Problem requirements: Return the records that follow unaltered. Omit every picture.

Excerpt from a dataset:
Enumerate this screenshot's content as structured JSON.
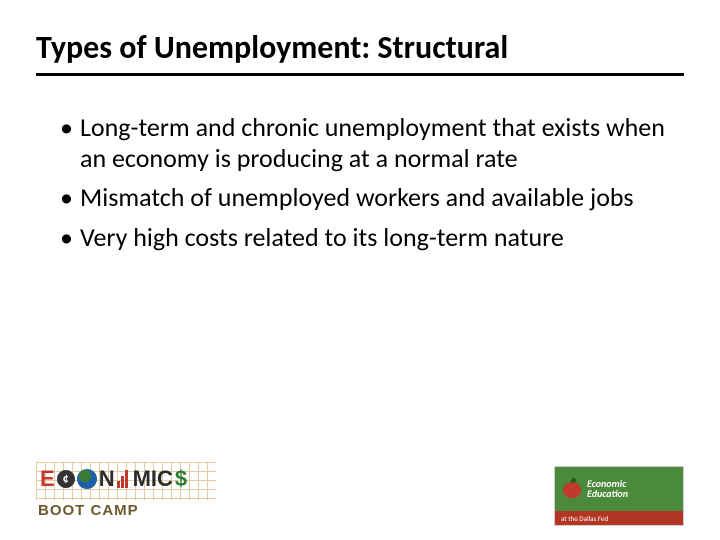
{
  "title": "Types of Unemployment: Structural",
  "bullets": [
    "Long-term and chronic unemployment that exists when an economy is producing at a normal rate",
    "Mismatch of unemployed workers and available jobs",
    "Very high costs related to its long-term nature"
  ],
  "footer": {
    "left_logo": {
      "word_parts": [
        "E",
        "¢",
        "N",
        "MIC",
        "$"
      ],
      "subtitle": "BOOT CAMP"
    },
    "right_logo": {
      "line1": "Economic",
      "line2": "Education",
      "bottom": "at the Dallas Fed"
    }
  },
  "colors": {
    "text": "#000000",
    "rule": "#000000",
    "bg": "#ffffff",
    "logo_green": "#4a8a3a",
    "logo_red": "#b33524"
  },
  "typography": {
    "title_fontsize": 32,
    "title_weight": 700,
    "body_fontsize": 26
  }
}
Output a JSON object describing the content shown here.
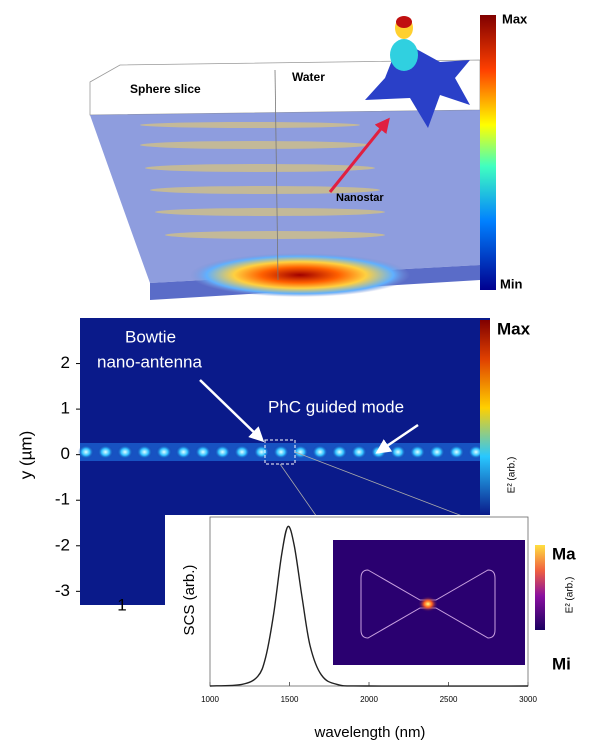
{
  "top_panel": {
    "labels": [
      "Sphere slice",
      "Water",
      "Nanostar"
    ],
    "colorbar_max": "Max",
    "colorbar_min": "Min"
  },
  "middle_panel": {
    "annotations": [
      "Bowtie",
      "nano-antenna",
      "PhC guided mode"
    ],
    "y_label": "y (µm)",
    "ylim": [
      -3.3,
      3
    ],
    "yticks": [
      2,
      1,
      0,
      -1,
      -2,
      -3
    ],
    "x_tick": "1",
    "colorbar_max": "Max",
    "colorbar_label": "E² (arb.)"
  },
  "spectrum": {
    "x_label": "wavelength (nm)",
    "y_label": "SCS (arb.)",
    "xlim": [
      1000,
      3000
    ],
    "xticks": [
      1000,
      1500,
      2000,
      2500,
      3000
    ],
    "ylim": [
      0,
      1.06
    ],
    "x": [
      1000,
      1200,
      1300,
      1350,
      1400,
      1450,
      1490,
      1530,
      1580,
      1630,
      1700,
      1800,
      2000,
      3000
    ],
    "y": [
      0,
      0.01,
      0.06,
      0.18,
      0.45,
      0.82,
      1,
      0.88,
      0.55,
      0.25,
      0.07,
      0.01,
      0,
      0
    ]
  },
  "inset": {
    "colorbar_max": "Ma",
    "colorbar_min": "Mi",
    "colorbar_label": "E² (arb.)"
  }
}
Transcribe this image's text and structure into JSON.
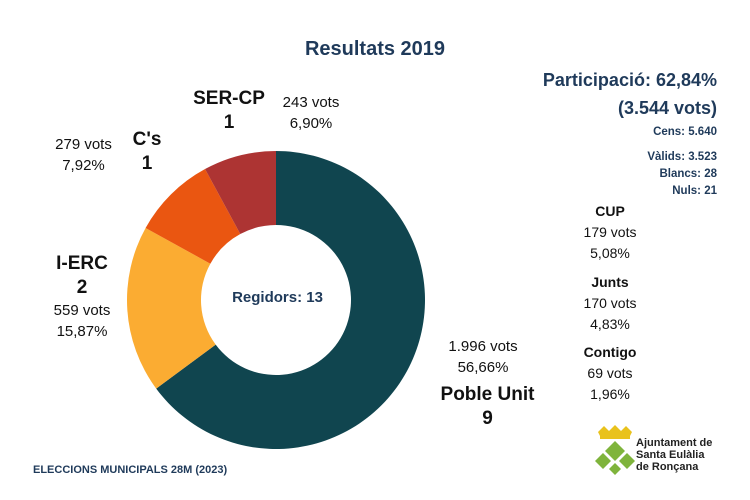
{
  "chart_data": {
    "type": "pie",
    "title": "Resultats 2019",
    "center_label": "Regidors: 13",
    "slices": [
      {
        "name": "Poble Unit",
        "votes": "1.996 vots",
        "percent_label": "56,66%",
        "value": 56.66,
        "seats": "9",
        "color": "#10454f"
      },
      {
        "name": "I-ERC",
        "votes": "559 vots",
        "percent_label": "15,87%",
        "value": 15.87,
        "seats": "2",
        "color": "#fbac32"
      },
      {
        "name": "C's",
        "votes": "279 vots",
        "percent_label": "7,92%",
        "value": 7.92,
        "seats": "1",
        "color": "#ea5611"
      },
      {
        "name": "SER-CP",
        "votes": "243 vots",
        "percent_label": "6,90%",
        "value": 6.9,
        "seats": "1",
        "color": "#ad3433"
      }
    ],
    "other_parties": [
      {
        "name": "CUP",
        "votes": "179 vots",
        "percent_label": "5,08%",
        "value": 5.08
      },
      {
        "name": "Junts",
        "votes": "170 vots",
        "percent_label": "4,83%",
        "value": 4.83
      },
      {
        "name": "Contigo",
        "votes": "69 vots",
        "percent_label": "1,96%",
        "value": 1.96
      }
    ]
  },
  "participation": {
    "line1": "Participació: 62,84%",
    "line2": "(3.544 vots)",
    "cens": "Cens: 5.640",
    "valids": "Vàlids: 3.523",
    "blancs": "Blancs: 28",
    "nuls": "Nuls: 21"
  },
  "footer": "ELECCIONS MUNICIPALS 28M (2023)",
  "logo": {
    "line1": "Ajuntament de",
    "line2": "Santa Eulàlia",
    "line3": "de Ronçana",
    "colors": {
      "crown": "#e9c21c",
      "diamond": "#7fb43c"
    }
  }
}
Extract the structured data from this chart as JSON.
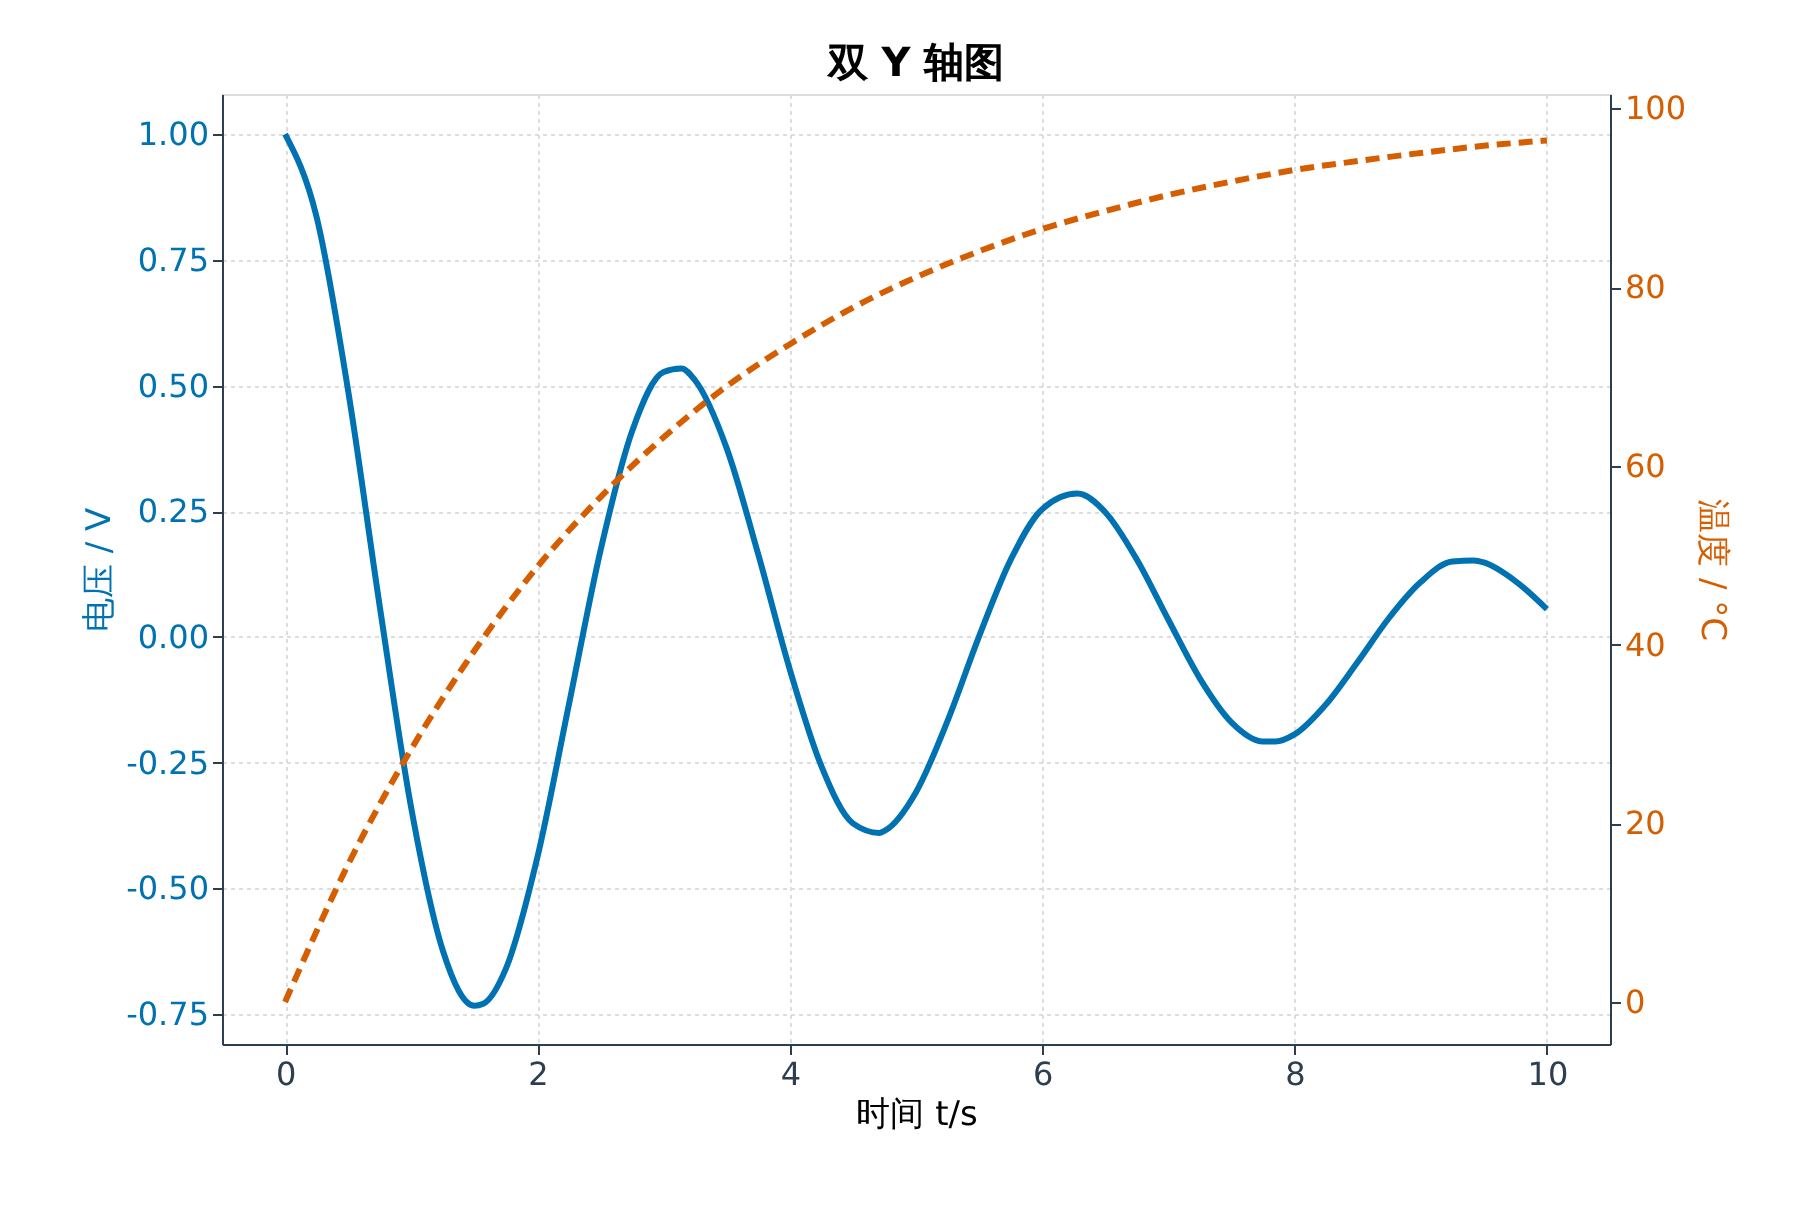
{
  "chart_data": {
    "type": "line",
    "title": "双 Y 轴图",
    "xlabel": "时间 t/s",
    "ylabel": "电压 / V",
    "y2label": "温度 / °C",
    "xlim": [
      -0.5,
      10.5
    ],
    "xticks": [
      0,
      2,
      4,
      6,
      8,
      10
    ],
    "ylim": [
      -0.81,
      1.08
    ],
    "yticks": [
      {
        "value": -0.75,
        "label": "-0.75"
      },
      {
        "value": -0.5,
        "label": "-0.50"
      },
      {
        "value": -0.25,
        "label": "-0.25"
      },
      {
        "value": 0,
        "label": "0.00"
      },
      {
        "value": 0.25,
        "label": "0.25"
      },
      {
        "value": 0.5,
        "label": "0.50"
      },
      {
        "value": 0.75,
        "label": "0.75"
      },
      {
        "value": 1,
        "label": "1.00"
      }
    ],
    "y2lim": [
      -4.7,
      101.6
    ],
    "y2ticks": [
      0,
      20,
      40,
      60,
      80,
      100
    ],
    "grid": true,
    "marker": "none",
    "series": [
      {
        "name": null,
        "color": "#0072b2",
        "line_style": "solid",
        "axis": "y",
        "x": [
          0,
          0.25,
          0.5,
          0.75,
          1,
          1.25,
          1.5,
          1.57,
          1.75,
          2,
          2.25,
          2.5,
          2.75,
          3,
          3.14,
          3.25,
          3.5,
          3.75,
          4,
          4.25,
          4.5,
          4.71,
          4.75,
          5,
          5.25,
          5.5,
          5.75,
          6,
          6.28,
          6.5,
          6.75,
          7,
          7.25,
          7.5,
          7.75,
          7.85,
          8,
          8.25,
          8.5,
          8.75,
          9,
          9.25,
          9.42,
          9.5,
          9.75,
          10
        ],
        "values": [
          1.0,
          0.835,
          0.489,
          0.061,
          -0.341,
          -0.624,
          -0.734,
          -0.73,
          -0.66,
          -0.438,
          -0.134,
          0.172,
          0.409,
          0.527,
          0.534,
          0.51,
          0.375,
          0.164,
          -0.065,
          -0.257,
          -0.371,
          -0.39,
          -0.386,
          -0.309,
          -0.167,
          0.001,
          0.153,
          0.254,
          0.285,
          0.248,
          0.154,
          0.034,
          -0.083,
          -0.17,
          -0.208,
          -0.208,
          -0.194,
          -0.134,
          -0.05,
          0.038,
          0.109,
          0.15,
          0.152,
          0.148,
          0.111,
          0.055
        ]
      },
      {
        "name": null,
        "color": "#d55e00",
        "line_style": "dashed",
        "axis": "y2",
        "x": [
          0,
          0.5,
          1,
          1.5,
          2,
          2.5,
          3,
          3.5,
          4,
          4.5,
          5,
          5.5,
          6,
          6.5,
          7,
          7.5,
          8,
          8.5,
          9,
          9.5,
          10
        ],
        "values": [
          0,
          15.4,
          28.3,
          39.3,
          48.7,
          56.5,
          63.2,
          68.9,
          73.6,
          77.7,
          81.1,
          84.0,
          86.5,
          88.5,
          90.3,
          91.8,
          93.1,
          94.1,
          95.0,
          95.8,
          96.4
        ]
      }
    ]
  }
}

Solution to this problem:
Enumerate this screenshot's content as structured JSON.
{
  "title": "Types of Unemployment: Structural",
  "bullets": [
    "Long-term and chronic unemployment that exists when an economy is producing at a normal rate",
    "Mismatch of unemployed workers and available jobs",
    "Very high costs related to its long-term nature"
  ],
  "footer": {
    "left_logo": {
      "word_parts": [
        "E",
        "¢",
        "N",
        "MIC",
        "$"
      ],
      "subtitle": "BOOT CAMP"
    },
    "right_logo": {
      "line1": "Economic",
      "line2": "Education",
      "bottom": "at the Dallas Fed"
    }
  },
  "colors": {
    "text": "#000000",
    "rule": "#000000",
    "bg": "#ffffff",
    "logo_green": "#4a8a3a",
    "logo_red": "#b33524"
  },
  "typography": {
    "title_fontsize": 32,
    "title_weight": 700,
    "body_fontsize": 26
  }
}
Output a JSON object describing the content shown here.
{
  "top_panel": {
    "labels": [
      "Sphere slice",
      "Water",
      "Nanostar"
    ],
    "colorbar_max": "Max",
    "colorbar_min": "Min"
  },
  "middle_panel": {
    "annotations": [
      "Bowtie",
      "nano-antenna",
      "PhC guided mode"
    ],
    "y_label": "y (µm)",
    "ylim": [
      -3.3,
      3
    ],
    "yticks": [
      2,
      1,
      0,
      -1,
      -2,
      -3
    ],
    "x_tick": "1",
    "colorbar_max": "Max",
    "colorbar_label": "E² (arb.)"
  },
  "spectrum": {
    "x_label": "wavelength (nm)",
    "y_label": "SCS (arb.)",
    "xlim": [
      1000,
      3000
    ],
    "xticks": [
      1000,
      1500,
      2000,
      2500,
      3000
    ],
    "ylim": [
      0,
      1.06
    ],
    "x": [
      1000,
      1200,
      1300,
      1350,
      1400,
      1450,
      1490,
      1530,
      1580,
      1630,
      1700,
      1800,
      2000,
      3000
    ],
    "y": [
      0,
      0.01,
      0.06,
      0.18,
      0.45,
      0.82,
      1,
      0.88,
      0.55,
      0.25,
      0.07,
      0.01,
      0,
      0
    ]
  },
  "inset": {
    "colorbar_max": "Ma",
    "colorbar_min": "Mi",
    "colorbar_label": "E² (arb.)"
  }
}
Transcribe this image's text and structure into JSON.
{
  "chart_data": {
    "type": "pie",
    "title": "Resultats 2019",
    "center_label": "Regidors: 13",
    "slices": [
      {
        "name": "Poble Unit",
        "votes": "1.996 vots",
        "percent_label": "56,66%",
        "value": 56.66,
        "seats": "9",
        "color": "#10454f"
      },
      {
        "name": "I-ERC",
        "votes": "559 vots",
        "percent_label": "15,87%",
        "value": 15.87,
        "seats": "2",
        "color": "#fbac32"
      },
      {
        "name": "C's",
        "votes": "279 vots",
        "percent_label": "7,92%",
        "value": 7.92,
        "seats": "1",
        "color": "#ea5611"
      },
      {
        "name": "SER-CP",
        "votes": "243 vots",
        "percent_label": "6,90%",
        "value": 6.9,
        "seats": "1",
        "color": "#ad3433"
      }
    ],
    "other_parties": [
      {
        "name": "CUP",
        "votes": "179 vots",
        "percent_label": "5,08%",
        "value": 5.08
      },
      {
        "name": "Junts",
        "votes": "170 vots",
        "percent_label": "4,83%",
        "value": 4.83
      },
      {
        "name": "Contigo",
        "votes": "69 vots",
        "percent_label": "1,96%",
        "value": 1.96
      }
    ]
  },
  "participation": {
    "line1": "Participació: 62,84%",
    "line2": "(3.544 vots)",
    "cens": "Cens: 5.640",
    "valids": "Vàlids: 3.523",
    "blancs": "Blancs: 28",
    "nuls": "Nuls: 21"
  },
  "footer": "ELECCIONS MUNICIPALS 28M (2023)",
  "logo": {
    "line1": "Ajuntament de",
    "line2": "Santa Eulàlia",
    "line3": "de Ronçana",
    "colors": {
      "crown": "#e9c21c",
      "diamond": "#7fb43c"
    }
  }
}
Extract the structured data from this chart as JSON.
{
  "chart_data": {
    "type": "line",
    "title": "双 Y 轴图",
    "xlabel": "时间 t/s",
    "ylabel": "电压 / V",
    "y2label": "温度 / °C",
    "xlim": [
      -0.5,
      10.5
    ],
    "xticks": [
      0,
      2,
      4,
      6,
      8,
      10
    ],
    "ylim": [
      -0.81,
      1.08
    ],
    "yticks": [
      {
        "value": -0.75,
        "label": "-0.75"
      },
      {
        "value": -0.5,
        "label": "-0.50"
      },
      {
        "value": -0.25,
        "label": "-0.25"
      },
      {
        "value": 0,
        "label": "0.00"
      },
      {
        "value": 0.25,
        "label": "0.25"
      },
      {
        "value": 0.5,
        "label": "0.50"
      },
      {
        "value": 0.75,
        "label": "0.75"
      },
      {
        "value": 1,
        "label": "1.00"
      }
    ],
    "y2lim": [
      -4.7,
      101.6
    ],
    "y2ticks": [
      0,
      20,
      40,
      60,
      80,
      100
    ],
    "grid": true,
    "marker": "none",
    "series": [
      {
        "name": null,
        "color": "#0072b2",
        "line_style": "solid",
        "axis": "y",
        "x": [
          0,
          0.25,
          0.5,
          0.75,
          1,
          1.25,
          1.5,
          1.57,
          1.75,
          2,
          2.25,
          2.5,
          2.75,
          3,
          3.14,
          3.25,
          3.5,
          3.75,
          4,
          4.25,
          4.5,
          4.71,
          4.75,
          5,
          5.25,
          5.5,
          5.75,
          6,
          6.28,
          6.5,
          6.75,
          7,
          7.25,
          7.5,
          7.75,
          7.85,
          8,
          8.25,
          8.5,
          8.75,
          9,
          9.25,
          9.42,
          9.5,
          9.75,
          10
        ],
        "values": [
          1.0,
          0.835,
          0.489,
          0.061,
          -0.341,
          -0.624,
          -0.734,
          -0.73,
          -0.66,
          -0.438,
          -0.134,
          0.172,
          0.409,
          0.527,
          0.534,
          0.51,
          0.375,
          0.164,
          -0.065,
          -0.257,
          -0.371,
          -0.39,
          -0.386,
          -0.309,
          -0.167,
          0.001,
          0.153,
          0.254,
          0.285,
          0.248,
          0.154,
          0.034,
          -0.083,
          -0.17,
          -0.208,
          -0.208,
          -0.194,
          -0.134,
          -0.05,
          0.038,
          0.109,
          0.15,
          0.152,
          0.148,
          0.111,
          0.055
        ]
      },
      {
        "name": null,
        "color": "#d55e00",
        "line_style": "dashed",
        "axis": "y2",
        "x": [
          0,
          0.5,
          1,
          1.5,
          2,
          2.5,
          3,
          3.5,
          4,
          4.5,
          5,
          5.5,
          6,
          6.5,
          7,
          7.5,
          8,
          8.5,
          9,
          9.5,
          10
        ],
        "values": [
          0,
          15.4,
          28.3,
          39.3,
          48.7,
          56.5,
          63.2,
          68.9,
          73.6,
          77.7,
          81.1,
          84.0,
          86.5,
          88.5,
          90.3,
          91.8,
          93.1,
          94.1,
          95.0,
          95.8,
          96.4
        ]
      }
    ]
  }
}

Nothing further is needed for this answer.